Exercise:
Show all lines holding "document".

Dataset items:
■ ■ ■ ■ ■ ■ ■

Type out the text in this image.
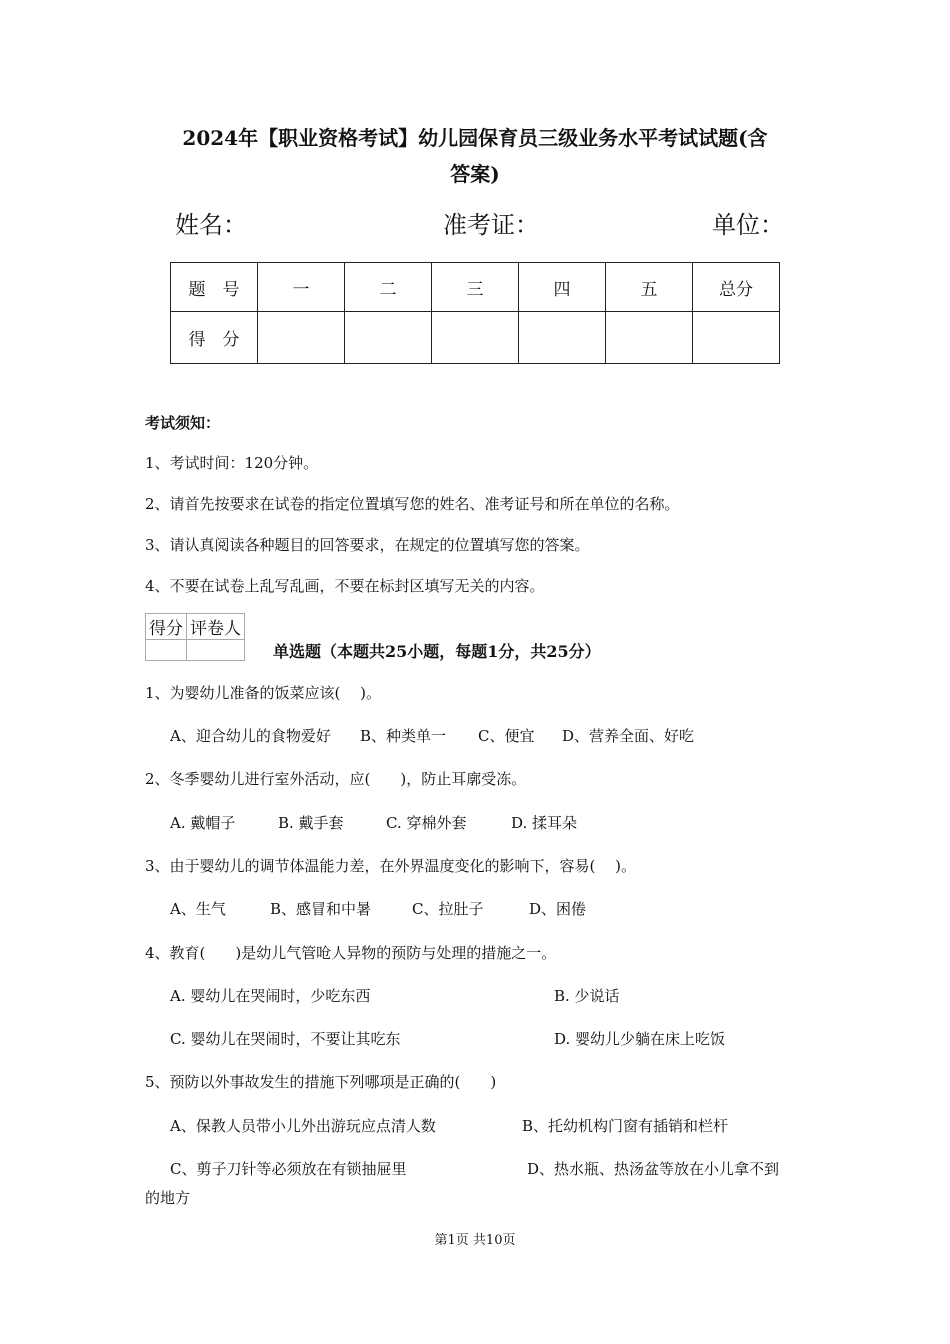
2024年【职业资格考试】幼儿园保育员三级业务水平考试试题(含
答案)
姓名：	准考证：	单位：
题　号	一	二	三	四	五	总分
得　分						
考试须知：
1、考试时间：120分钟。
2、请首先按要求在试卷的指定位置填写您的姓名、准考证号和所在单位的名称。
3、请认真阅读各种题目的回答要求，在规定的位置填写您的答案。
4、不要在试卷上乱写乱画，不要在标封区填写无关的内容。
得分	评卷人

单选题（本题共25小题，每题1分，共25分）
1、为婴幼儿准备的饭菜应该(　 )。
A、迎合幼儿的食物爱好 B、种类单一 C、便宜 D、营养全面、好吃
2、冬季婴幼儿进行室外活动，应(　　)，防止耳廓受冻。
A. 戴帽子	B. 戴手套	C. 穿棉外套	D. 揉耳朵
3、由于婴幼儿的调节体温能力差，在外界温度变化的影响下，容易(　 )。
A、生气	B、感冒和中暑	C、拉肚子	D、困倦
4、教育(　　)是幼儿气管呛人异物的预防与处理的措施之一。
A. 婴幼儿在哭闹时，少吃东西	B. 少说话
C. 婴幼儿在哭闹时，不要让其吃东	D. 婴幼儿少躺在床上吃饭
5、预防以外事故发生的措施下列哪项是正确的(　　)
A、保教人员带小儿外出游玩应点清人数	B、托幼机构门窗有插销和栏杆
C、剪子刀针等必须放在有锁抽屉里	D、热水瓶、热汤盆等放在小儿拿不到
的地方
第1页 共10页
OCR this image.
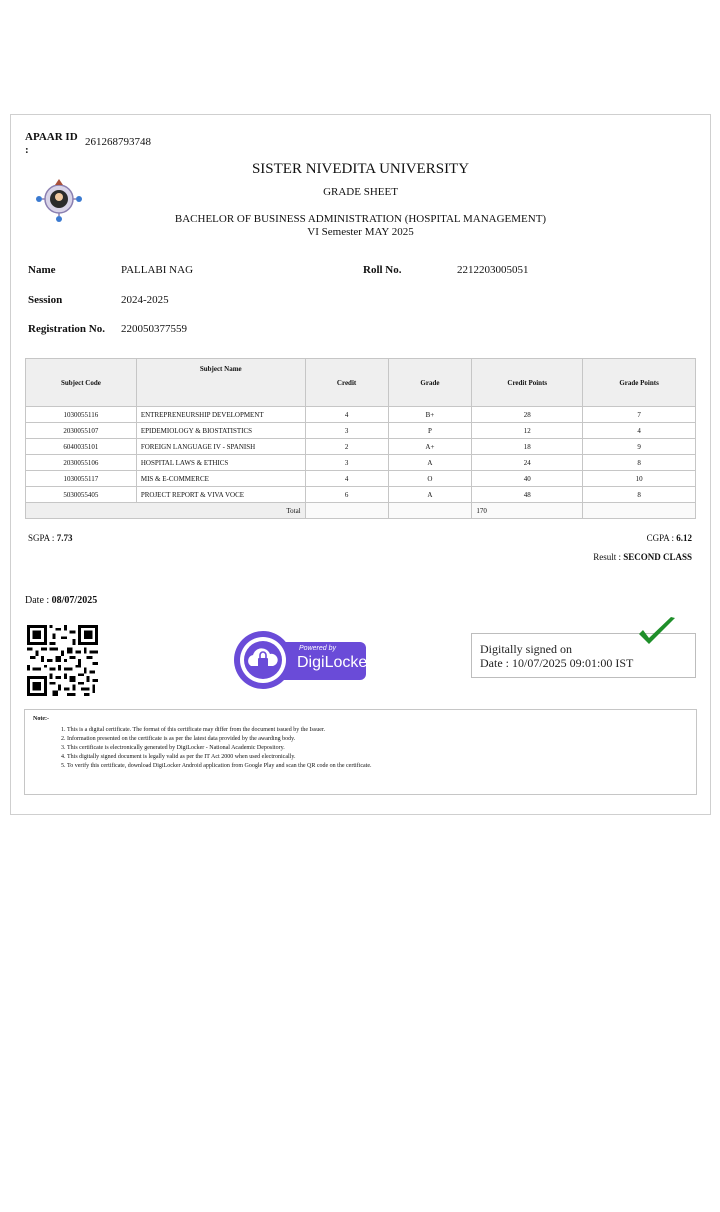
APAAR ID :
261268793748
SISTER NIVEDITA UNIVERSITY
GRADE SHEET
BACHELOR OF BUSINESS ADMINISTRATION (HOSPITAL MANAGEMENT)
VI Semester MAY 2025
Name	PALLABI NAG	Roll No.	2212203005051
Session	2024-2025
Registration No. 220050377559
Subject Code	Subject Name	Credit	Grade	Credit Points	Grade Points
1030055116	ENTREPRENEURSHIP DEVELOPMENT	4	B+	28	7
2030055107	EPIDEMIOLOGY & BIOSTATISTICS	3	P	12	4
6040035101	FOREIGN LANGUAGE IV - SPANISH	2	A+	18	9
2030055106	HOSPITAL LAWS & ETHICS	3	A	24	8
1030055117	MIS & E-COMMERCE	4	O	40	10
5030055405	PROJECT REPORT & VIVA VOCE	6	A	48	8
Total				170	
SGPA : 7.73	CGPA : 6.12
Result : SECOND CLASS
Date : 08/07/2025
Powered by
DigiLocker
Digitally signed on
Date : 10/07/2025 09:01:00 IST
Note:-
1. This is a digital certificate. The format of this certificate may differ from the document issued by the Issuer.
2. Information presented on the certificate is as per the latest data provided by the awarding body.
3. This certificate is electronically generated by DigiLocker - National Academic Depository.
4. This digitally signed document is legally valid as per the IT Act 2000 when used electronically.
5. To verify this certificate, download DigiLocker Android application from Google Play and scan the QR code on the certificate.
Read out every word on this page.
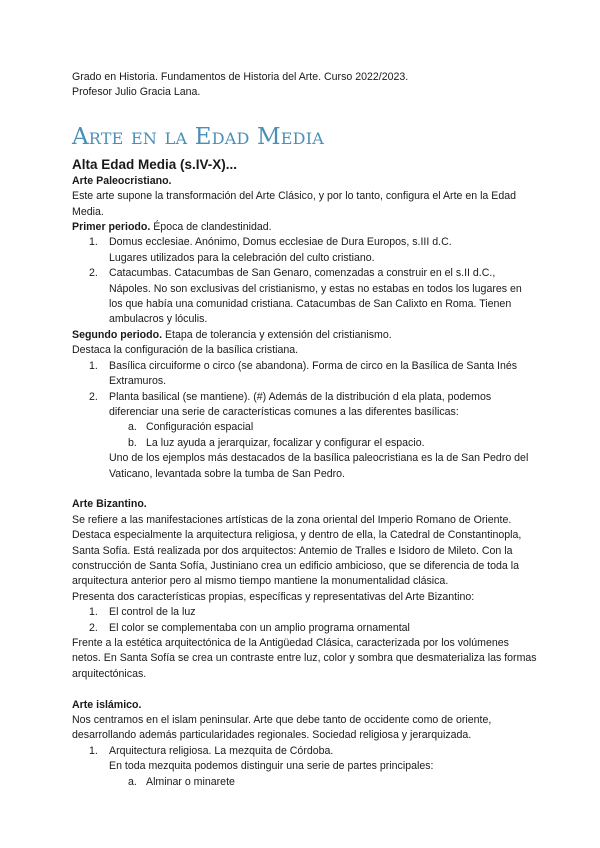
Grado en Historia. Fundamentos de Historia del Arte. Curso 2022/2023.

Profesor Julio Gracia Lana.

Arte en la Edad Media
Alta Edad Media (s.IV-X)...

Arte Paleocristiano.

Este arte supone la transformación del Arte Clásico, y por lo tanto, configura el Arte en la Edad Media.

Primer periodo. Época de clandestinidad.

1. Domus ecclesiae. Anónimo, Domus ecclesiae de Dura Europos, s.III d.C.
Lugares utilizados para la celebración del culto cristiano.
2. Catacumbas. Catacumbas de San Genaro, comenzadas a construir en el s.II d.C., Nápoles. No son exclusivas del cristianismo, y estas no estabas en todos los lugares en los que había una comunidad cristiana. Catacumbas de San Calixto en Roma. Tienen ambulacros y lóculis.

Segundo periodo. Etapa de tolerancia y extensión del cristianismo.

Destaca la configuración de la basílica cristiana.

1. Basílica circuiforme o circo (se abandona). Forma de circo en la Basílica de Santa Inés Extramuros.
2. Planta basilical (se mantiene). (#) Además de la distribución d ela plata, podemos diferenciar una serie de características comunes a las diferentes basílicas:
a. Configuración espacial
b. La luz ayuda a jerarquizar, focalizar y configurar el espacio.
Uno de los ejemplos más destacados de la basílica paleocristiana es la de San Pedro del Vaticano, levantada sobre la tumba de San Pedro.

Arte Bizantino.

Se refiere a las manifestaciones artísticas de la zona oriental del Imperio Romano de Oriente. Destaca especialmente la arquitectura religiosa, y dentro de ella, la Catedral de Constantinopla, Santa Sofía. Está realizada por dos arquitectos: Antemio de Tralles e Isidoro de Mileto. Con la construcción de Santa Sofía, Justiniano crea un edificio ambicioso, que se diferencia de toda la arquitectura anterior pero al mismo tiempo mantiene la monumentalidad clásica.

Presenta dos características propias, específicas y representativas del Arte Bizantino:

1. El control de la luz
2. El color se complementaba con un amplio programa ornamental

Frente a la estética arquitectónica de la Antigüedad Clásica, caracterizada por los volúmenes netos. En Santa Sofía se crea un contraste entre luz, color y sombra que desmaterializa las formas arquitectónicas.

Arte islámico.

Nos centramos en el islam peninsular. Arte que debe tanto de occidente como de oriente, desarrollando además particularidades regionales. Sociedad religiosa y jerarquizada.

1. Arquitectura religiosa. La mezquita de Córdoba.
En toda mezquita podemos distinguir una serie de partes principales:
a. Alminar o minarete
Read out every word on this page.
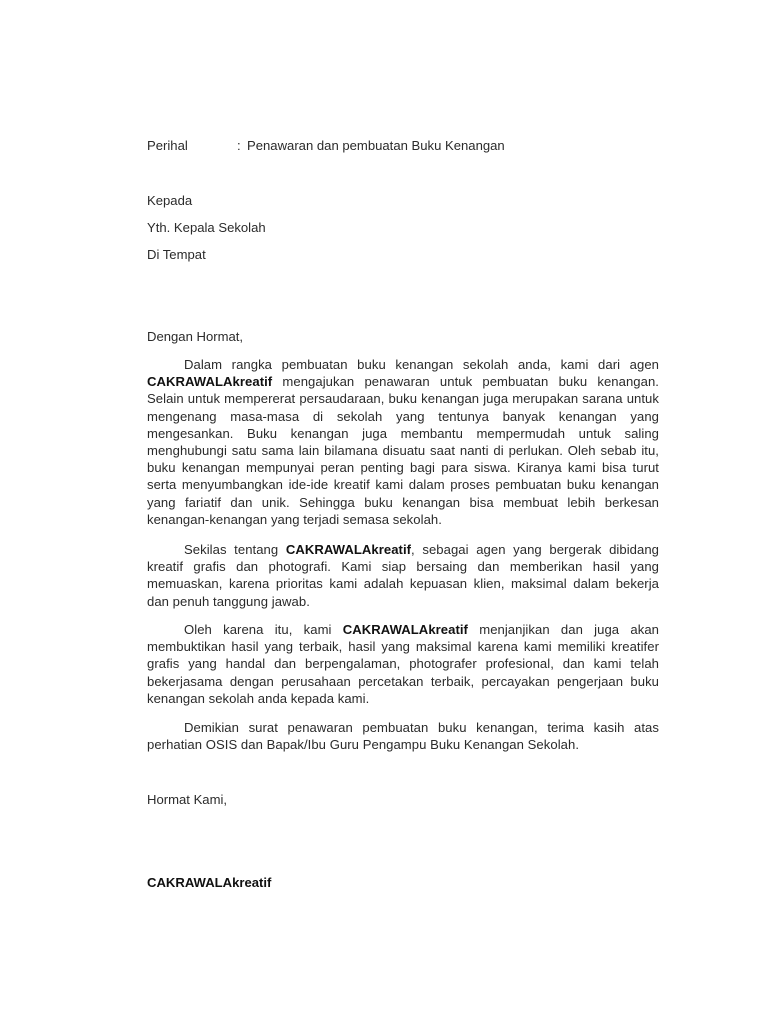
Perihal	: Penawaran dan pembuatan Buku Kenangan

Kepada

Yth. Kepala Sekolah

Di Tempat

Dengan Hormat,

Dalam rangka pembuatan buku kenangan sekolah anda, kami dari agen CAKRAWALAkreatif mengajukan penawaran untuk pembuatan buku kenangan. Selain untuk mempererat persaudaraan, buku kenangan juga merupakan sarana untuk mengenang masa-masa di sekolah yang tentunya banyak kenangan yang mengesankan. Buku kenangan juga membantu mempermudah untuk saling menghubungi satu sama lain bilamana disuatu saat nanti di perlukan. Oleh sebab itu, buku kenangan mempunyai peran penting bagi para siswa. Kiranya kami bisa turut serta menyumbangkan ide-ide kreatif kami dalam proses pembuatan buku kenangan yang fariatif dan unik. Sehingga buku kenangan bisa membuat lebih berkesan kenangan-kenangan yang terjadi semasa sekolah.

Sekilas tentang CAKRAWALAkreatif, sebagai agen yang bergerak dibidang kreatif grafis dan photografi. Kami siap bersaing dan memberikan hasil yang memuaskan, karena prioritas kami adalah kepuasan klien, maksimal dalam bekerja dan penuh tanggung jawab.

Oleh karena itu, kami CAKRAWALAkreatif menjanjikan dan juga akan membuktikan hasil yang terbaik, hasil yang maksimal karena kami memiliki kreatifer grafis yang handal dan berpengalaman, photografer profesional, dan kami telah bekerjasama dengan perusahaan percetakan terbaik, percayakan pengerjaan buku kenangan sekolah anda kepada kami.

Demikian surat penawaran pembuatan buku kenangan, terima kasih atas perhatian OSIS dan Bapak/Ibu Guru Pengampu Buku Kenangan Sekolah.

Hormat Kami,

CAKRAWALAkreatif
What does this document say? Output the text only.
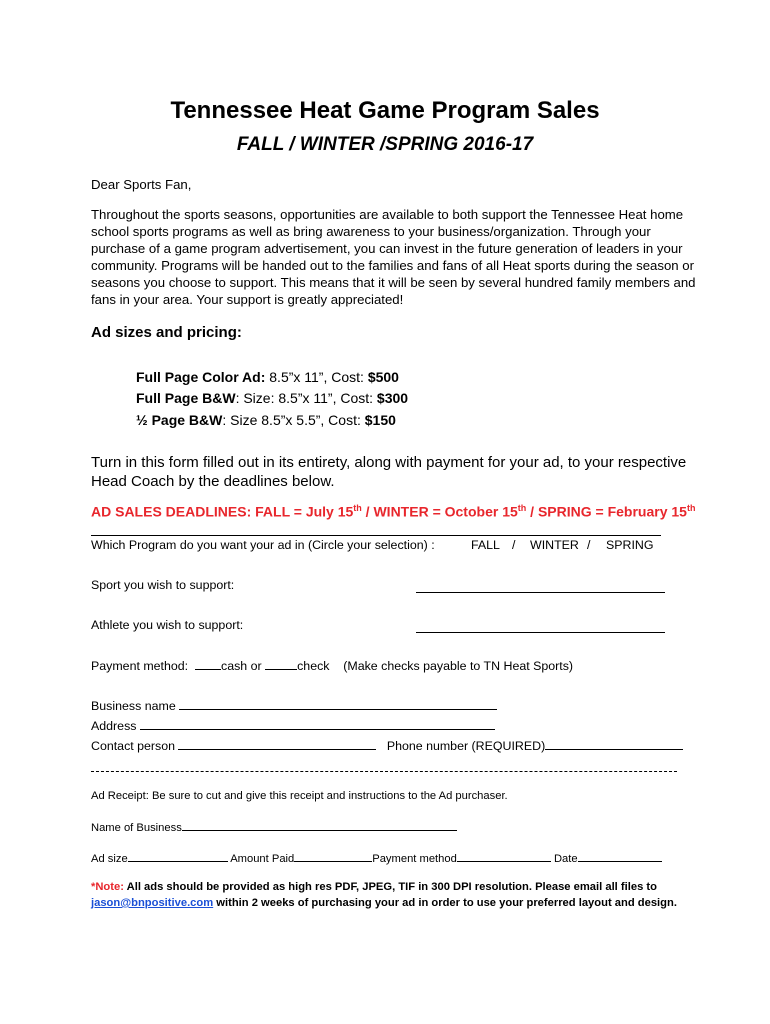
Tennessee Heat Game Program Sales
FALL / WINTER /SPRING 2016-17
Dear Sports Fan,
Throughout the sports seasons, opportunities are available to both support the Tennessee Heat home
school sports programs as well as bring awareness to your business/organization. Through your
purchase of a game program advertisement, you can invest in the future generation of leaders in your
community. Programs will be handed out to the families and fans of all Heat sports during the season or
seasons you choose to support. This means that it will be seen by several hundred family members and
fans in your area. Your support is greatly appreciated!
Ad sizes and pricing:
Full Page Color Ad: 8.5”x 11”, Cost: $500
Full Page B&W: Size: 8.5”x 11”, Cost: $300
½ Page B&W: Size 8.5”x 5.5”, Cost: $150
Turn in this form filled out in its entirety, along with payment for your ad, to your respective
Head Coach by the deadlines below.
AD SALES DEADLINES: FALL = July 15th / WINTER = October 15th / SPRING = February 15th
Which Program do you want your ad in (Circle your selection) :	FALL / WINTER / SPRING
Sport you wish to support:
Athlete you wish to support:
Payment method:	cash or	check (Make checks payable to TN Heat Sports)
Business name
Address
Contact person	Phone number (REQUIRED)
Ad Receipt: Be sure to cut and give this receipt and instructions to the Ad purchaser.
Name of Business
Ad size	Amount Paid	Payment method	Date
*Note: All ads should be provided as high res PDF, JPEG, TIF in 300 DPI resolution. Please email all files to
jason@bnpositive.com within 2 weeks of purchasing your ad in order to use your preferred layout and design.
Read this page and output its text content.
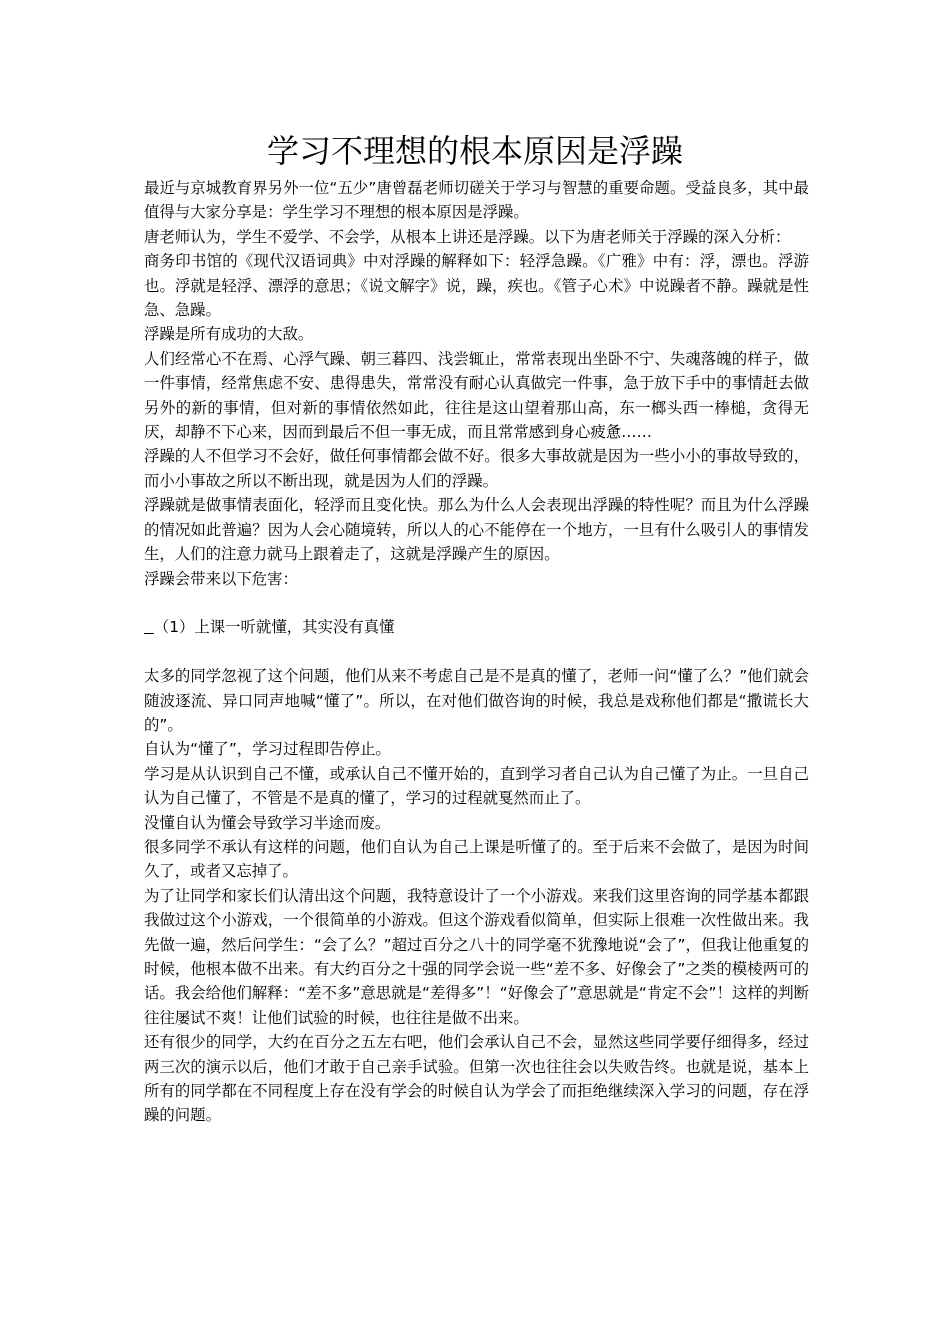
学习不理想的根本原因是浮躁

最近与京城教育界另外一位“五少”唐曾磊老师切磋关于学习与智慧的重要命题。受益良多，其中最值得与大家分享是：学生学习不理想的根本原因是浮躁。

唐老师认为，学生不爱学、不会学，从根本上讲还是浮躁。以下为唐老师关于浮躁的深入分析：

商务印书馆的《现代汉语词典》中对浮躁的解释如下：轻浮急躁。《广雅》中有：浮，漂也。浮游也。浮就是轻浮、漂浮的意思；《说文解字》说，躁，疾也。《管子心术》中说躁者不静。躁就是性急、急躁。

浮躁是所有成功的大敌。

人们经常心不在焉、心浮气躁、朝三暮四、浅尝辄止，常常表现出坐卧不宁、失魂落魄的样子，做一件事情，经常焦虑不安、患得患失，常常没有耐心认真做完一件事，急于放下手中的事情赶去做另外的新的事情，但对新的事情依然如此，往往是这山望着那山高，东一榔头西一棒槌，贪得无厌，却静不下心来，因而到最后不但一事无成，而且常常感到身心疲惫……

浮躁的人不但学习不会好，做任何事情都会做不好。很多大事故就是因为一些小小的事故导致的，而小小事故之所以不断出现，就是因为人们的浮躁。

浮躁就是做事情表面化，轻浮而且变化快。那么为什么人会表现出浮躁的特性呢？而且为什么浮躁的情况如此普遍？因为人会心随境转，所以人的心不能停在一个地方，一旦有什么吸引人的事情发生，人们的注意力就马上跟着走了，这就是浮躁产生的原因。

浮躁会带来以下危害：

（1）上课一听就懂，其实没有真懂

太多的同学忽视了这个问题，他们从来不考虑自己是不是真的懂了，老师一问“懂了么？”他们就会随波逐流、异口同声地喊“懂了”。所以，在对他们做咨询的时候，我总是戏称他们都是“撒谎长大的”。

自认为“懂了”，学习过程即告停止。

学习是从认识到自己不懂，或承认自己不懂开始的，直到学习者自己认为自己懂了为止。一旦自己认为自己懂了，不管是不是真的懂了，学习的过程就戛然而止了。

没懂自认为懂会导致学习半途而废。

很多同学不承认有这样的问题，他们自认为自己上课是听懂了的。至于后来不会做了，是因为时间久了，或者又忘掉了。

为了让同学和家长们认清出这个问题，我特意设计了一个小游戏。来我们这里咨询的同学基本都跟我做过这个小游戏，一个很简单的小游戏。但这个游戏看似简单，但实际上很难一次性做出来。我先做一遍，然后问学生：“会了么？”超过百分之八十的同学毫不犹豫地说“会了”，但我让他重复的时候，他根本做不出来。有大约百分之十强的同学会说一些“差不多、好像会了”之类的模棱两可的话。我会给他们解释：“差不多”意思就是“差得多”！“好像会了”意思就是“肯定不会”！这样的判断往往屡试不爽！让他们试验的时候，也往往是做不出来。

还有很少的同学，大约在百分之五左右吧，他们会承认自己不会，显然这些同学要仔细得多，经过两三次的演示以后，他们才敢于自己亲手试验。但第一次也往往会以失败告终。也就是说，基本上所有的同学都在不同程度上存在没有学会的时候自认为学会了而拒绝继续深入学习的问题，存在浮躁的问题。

■ ■ ■ ■ ■ ■ ■

Final answer:
1. This is a digital certificate. The format of this certificate may differ from the document issued by the Issuer.
4. This digitally signed document is legally valid as per the IT Act 2000 when used electronically.
What does this document say? Output the text only.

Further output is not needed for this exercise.